%%

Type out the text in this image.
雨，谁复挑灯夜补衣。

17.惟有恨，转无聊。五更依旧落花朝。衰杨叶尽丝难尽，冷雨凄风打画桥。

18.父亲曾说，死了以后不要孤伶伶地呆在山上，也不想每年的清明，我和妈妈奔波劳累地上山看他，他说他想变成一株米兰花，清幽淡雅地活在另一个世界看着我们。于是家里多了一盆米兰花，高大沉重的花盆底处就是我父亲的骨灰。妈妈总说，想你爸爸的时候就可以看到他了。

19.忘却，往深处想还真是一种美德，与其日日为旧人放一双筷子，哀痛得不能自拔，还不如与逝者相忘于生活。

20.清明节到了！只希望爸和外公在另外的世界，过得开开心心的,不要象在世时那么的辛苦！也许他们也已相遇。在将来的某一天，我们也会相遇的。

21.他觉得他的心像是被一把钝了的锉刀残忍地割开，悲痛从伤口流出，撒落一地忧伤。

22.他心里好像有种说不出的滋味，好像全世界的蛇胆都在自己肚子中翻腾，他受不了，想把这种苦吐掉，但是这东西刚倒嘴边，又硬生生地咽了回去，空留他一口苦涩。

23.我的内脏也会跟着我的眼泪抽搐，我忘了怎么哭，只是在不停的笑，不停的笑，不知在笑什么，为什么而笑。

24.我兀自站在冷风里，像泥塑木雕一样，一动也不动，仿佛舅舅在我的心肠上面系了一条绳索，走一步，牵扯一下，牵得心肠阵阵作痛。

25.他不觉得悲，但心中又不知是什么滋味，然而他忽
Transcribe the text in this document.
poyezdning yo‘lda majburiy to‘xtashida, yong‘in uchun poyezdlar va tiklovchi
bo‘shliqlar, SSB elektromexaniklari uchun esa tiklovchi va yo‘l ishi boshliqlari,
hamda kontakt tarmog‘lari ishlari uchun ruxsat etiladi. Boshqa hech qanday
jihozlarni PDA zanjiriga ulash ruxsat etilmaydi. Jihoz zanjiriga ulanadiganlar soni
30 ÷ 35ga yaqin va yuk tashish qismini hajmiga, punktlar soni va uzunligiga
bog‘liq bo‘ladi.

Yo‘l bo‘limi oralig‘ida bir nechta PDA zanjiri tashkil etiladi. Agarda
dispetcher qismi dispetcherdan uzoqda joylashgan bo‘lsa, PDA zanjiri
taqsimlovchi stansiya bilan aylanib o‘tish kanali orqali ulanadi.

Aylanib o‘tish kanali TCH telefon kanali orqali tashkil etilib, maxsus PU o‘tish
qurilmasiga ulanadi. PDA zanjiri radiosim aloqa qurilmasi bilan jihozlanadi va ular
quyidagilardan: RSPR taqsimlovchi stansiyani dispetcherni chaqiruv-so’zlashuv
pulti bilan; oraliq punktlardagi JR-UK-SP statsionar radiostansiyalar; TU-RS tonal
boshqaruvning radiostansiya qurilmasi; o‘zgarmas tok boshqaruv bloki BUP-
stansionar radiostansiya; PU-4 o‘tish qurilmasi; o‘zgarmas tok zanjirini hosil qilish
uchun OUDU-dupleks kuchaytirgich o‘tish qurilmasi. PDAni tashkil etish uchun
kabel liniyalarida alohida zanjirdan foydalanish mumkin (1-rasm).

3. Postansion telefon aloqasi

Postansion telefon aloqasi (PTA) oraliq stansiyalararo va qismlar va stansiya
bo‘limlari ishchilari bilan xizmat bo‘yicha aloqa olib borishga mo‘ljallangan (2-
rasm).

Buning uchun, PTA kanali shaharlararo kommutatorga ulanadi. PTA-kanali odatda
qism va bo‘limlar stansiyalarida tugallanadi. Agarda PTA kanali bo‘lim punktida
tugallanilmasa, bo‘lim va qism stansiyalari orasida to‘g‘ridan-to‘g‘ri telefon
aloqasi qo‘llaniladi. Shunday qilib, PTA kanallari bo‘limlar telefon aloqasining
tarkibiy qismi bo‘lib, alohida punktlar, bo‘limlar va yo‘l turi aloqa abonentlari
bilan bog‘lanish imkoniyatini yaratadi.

%%

## Given task
Print all of the data exactly as it was given.

## The solution
Type out the text in this image.
雨，谁复挑灯夜补衣。

17.惟有恨，转无聊。五更依旧落花朝。衰杨叶尽丝难尽，冷雨凄风打画桥。

18.父亲曾说，死了以后不要孤伶伶地呆在山上，也不想每年的清明，我和妈妈奔波劳累地上山看他，他说他想变成一株米兰花，清幽淡雅地活在另一个世界看着我们。于是家里多了一盆米兰花，高大沉重的花盆底处就是我父亲的骨灰。妈妈总说，想你爸爸的时候就可以看到他了。

19.忘却，往深处想还真是一种美德，与其日日为旧人放一双筷子，哀痛得不能自拔，还不如与逝者相忘于生活。

20.清明节到了！只希望爸和外公在另外的世界，过得开开心心的,不要象在世时那么的辛苦！也许他们也已相遇。在将来的某一天，我们也会相遇的。

21.他觉得他的心像是被一把钝了的锉刀残忍地割开，悲痛从伤口流出，撒落一地忧伤。

22.他心里好像有种说不出的滋味，好像全世界的蛇胆都在自己肚子中翻腾，他受不了，想把这种苦吐掉，但是这东西刚倒嘴边，又硬生生地咽了回去，空留他一口苦涩。

23.我的内脏也会跟着我的眼泪抽搐，我忘了怎么哭，只是在不停的笑，不停的笑，不知在笑什么，为什么而笑。

24.我兀自站在冷风里，像泥塑木雕一样，一动也不动，仿佛舅舅在我的心肠上面系了一条绳索，走一步，牵扯一下，牵得心肠阵阵作痛。

25.他不觉得悲，但心中又不知是什么滋味，然而他忽
Transcribe the text in this document.
poyezdning yo‘lda majburiy to‘xtashida, yong‘in uchun poyezdlar va tiklovchi
bo‘shliqlar, SSB elektromexaniklari uchun esa tiklovchi va yo‘l ishi boshliqlari,
hamda kontakt tarmog‘lari ishlari uchun ruxsat etiladi. Boshqa hech qanday
jihozlarni PDA zanjiriga ulash ruxsat etilmaydi. Jihoz zanjiriga ulanadiganlar soni
30 ÷ 35ga yaqin va yuk tashish qismini hajmiga, punktlar soni va uzunligiga
bog‘liq bo‘ladi.

Yo‘l bo‘limi oralig‘ida bir nechta PDA zanjiri tashkil etiladi. Agarda
dispetcher qismi dispetcherdan uzoqda joylashgan bo‘lsa, PDA zanjiri
taqsimlovchi stansiya bilan aylanib o‘tish kanali orqali ulanadi.

Aylanib o‘tish kanali TCH telefon kanali orqali tashkil etilib, maxsus PU o‘tish
qurilmasiga ulanadi. PDA zanjiri radiosim aloqa qurilmasi bilan jihozlanadi va ular
quyidagilardan: RSPR taqsimlovchi stansiyani dispetcherni chaqiruv-so’zlashuv
pulti bilan; oraliq punktlardagi JR-UK-SP statsionar radiostansiyalar; TU-RS tonal
boshqaruvning radiostansiya qurilmasi; o‘zgarmas tok boshqaruv bloki BUP-
stansionar radiostansiya; PU-4 o‘tish qurilmasi; o‘zgarmas tok zanjirini hosil qilish
uchun OUDU-dupleks kuchaytirgich o‘tish qurilmasi. PDAni tashkil etish uchun
kabel liniyalarida alohida zanjirdan foydalanish mumkin (1-rasm).

3. Postansion telefon aloqasi

Postansion telefon aloqasi (PTA) oraliq stansiyalararo va qismlar va stansiya
bo‘limlari ishchilari bilan xizmat bo‘yicha aloqa olib borishga mo‘ljallangan (2-
rasm).

Buning uchun, PTA kanali shaharlararo kommutatorga ulanadi. PTA-kanali odatda
qism va bo‘limlar stansiyalarida tugallanadi. Agarda PTA kanali bo‘lim punktida
tugallanilmasa, bo‘lim va qism stansiyalari orasida to‘g‘ridan-to‘g‘ri telefon
aloqasi qo‘llaniladi. Shunday qilib, PTA kanallari bo‘limlar telefon aloqasining
tarkibiy qismi bo‘lib, alohida punktlar, bo‘limlar va yo‘l turi aloqa abonentlari
bilan bog‘lanish imkoniyatini yaratadi.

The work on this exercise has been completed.